--- Start of Data records ---

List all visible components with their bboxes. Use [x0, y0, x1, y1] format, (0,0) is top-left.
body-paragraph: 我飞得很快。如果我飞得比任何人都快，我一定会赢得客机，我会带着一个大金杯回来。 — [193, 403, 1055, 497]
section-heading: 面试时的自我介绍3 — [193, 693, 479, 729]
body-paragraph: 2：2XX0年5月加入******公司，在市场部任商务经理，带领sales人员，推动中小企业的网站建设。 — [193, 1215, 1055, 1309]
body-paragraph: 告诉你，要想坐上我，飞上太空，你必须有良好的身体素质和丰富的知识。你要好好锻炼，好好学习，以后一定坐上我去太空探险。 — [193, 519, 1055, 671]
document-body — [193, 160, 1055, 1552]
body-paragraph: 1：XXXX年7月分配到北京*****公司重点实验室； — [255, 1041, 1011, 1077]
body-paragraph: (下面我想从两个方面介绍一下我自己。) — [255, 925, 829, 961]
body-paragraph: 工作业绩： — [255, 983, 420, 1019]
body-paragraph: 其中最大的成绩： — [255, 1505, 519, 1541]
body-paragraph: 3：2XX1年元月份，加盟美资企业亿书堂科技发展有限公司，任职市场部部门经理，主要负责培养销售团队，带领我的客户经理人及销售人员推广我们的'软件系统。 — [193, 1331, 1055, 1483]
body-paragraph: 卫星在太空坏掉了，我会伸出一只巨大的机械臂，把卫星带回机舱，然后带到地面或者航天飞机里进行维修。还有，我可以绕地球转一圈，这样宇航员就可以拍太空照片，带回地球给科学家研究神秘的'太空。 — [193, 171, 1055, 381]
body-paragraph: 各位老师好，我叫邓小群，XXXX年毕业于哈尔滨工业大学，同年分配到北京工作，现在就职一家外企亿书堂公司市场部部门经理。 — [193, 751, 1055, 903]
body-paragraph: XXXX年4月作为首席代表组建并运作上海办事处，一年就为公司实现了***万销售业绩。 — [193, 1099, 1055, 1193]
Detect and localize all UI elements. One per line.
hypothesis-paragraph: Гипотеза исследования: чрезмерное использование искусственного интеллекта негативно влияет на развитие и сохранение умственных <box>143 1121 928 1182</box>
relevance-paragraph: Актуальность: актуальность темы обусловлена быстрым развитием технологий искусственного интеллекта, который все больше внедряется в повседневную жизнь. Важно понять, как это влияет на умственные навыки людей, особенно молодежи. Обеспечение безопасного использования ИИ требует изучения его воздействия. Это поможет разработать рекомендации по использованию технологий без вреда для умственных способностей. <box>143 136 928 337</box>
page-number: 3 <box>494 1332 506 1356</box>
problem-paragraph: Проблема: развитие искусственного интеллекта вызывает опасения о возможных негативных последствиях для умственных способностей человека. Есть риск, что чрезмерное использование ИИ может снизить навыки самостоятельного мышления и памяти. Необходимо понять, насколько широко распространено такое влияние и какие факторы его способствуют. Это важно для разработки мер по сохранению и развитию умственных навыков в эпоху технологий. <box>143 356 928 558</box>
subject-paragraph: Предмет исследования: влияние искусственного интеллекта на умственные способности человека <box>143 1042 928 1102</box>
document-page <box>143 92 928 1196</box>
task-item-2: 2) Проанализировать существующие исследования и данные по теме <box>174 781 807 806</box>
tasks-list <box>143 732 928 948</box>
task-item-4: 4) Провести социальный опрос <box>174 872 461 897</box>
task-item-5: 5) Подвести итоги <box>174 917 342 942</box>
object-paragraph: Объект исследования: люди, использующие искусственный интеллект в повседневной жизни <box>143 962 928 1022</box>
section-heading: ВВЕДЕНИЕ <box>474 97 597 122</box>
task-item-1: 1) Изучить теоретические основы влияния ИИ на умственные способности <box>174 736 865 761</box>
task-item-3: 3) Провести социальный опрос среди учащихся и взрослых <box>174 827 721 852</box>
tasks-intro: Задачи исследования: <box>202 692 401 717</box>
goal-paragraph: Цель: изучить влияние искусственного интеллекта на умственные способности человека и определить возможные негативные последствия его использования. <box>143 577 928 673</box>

--- End of Data records ---

Rewrite all the entries above, replacing "section-heading" with "heading" every time it appears and changing nothing else.

List all visible components with their bboxes. Use [x0, y0, x1, y1] format, (0,0) is top-left.
body-paragraph: 我飞得很快。如果我飞得比任何人都快，我一定会赢得客机，我会带着一个大金杯回来。 — [193, 403, 1055, 497]
heading: 面试时的自我介绍3 — [193, 693, 479, 729]
body-paragraph: 2：2XX0年5月加入******公司，在市场部任商务经理，带领sales人员，推动中小企业的网站建设。 — [193, 1215, 1055, 1309]
body-paragraph: 告诉你，要想坐上我，飞上太空，你必须有良好的身体素质和丰富的知识。你要好好锻炼，好好学习，以后一定坐上我去太空探险。 — [193, 519, 1055, 671]
document-body — [193, 160, 1055, 1552]
body-paragraph: 1：XXXX年7月分配到北京*****公司重点实验室； — [255, 1041, 1011, 1077]
body-paragraph: (下面我想从两个方面介绍一下我自己。) — [255, 925, 829, 961]
body-paragraph: 工作业绩： — [255, 983, 420, 1019]
body-paragraph: 其中最大的成绩： — [255, 1505, 519, 1541]
body-paragraph: 3：2XX1年元月份，加盟美资企业亿书堂科技发展有限公司，任职市场部部门经理，主要负责培养销售团队，带领我的客户经理人及销售人员推广我们的'软件系统。 — [193, 1331, 1055, 1483]
body-paragraph: 卫星在太空坏掉了，我会伸出一只巨大的机械臂，把卫星带回机舱，然后带到地面或者航天飞机里进行维修。还有，我可以绕地球转一圈，这样宇航员就可以拍太空照片，带回地球给科学家研究神秘的'太空。 — [193, 171, 1055, 381]
body-paragraph: 各位老师好，我叫邓小群，XXXX年毕业于哈尔滨工业大学，同年分配到北京工作，现在就职一家外企亿书堂公司市场部部门经理。 — [193, 751, 1055, 903]
body-paragraph: XXXX年4月作为首席代表组建并运作上海办事处，一年就为公司实现了***万销售业绩。 — [193, 1099, 1055, 1193]
Detect and localize all UI elements. One per line.
hypothesis-paragraph: Гипотеза исследования: чрезмерное использование искусственного интеллекта негативно влияет на развитие и сохранение умственных <box>143 1121 928 1182</box>
relevance-paragraph: Актуальность: актуальность темы обусловлена быстрым развитием технологий искусственного интеллекта, который все больше внедряется в повседневную жизнь. Важно понять, как это влияет на умственные навыки людей, особенно молодежи. Обеспечение безопасного использования ИИ требует изучения его воздействия. Это поможет разработать рекомендации по использованию технологий без вреда для умственных способностей. <box>143 136 928 337</box>
page-number: 3 <box>494 1332 506 1356</box>
problem-paragraph: Проблема: развитие искусственного интеллекта вызывает опасения о возможных негативных последствиях для умственных способностей человека. Есть риск, что чрезмерное использование ИИ может снизить навыки самостоятельного мышления и памяти. Необходимо понять, насколько широко распространено такое влияние и какие факторы его способствуют. Это важно для разработки мер по сохранению и развитию умственных навыков в эпоху технологий. <box>143 356 928 558</box>
subject-paragraph: Предмет исследования: влияние искусственного интеллекта на умственные способности человека <box>143 1042 928 1102</box>
document-page <box>143 92 928 1196</box>
task-item-2: 2) Проанализировать существующие исследования и данные по теме <box>174 781 807 806</box>
tasks-list <box>143 732 928 948</box>
task-item-4: 4) Провести социальный опрос <box>174 872 461 897</box>
task-item-5: 5) Подвести итоги <box>174 917 342 942</box>
object-paragraph: Объект исследования: люди, использующие искусственный интеллект в повседневной жизни <box>143 962 928 1022</box>
heading: ВВЕДЕНИЕ <box>474 97 597 122</box>
task-item-1: 1) Изучить теоретические основы влияния ИИ на умственные способности <box>174 736 865 761</box>
task-item-3: 3) Провести социальный опрос среди учащихся и взрослых <box>174 827 721 852</box>
tasks-intro: Задачи исследования: <box>202 692 401 717</box>
goal-paragraph: Цель: изучить влияние искусственного интеллекта на умственные способности человека и определить возможные негативные последствия его использования. <box>143 577 928 673</box>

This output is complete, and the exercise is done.